YOUR OBJECTIVE: List each line of the data that holds the string "MEASUREMENTS", please.

SOURCE RECORDS:
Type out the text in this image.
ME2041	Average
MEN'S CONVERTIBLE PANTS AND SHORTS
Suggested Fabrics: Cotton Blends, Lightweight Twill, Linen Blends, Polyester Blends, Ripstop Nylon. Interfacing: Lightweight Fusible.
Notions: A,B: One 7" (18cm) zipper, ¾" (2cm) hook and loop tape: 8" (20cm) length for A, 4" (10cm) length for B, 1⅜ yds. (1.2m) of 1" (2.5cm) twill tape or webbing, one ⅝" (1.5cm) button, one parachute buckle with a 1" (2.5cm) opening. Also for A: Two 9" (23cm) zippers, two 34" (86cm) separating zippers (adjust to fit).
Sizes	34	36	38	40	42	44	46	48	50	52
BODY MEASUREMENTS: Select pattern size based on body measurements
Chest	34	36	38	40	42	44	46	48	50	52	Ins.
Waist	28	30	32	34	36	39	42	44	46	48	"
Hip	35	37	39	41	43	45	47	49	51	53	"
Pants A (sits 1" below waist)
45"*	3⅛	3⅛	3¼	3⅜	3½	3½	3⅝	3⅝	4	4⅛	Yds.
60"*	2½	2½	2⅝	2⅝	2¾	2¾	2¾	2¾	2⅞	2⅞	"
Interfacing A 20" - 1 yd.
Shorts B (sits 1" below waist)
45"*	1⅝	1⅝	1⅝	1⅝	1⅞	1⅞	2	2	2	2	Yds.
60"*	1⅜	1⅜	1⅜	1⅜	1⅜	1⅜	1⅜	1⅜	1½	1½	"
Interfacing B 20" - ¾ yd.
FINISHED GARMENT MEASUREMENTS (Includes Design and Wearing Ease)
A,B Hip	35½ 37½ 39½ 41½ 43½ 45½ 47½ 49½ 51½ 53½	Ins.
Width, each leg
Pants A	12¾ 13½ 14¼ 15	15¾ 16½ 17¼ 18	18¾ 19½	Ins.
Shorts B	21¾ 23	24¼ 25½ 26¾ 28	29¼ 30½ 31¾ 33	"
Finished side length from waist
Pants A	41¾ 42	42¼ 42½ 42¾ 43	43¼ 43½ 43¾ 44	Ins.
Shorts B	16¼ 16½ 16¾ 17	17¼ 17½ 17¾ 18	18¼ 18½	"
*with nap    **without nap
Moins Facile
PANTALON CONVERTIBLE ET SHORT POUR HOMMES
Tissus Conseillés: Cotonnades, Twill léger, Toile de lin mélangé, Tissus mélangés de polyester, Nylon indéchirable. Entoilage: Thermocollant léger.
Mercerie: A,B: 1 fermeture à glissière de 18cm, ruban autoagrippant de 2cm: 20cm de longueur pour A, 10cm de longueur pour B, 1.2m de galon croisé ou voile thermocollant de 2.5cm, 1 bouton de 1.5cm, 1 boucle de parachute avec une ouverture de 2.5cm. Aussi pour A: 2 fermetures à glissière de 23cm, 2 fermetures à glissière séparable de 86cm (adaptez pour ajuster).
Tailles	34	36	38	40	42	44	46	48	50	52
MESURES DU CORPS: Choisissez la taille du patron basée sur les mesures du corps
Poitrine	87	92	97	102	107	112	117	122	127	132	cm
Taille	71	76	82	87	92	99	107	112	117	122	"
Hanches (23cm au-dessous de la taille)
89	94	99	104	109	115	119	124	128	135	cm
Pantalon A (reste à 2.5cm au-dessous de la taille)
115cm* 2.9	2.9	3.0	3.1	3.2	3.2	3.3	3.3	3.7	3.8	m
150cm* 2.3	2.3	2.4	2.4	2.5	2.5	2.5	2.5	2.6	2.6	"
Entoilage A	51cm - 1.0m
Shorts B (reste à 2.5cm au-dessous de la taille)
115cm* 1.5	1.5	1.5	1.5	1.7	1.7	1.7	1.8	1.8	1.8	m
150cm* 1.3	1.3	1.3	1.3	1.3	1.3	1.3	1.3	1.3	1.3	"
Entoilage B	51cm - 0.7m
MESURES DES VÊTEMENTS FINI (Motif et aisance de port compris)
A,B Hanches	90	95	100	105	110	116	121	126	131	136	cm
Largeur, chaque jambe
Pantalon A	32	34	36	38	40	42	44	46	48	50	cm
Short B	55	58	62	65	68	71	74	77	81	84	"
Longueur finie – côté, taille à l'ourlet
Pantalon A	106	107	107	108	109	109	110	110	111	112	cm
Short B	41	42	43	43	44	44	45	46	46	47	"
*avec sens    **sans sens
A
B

EXERCISE SOLUTION:
BODY MEASUREMENTS: Select pattern size based on body measurements
FINISHED GARMENT MEASUREMENTS (Includes Design and Wearing Ease)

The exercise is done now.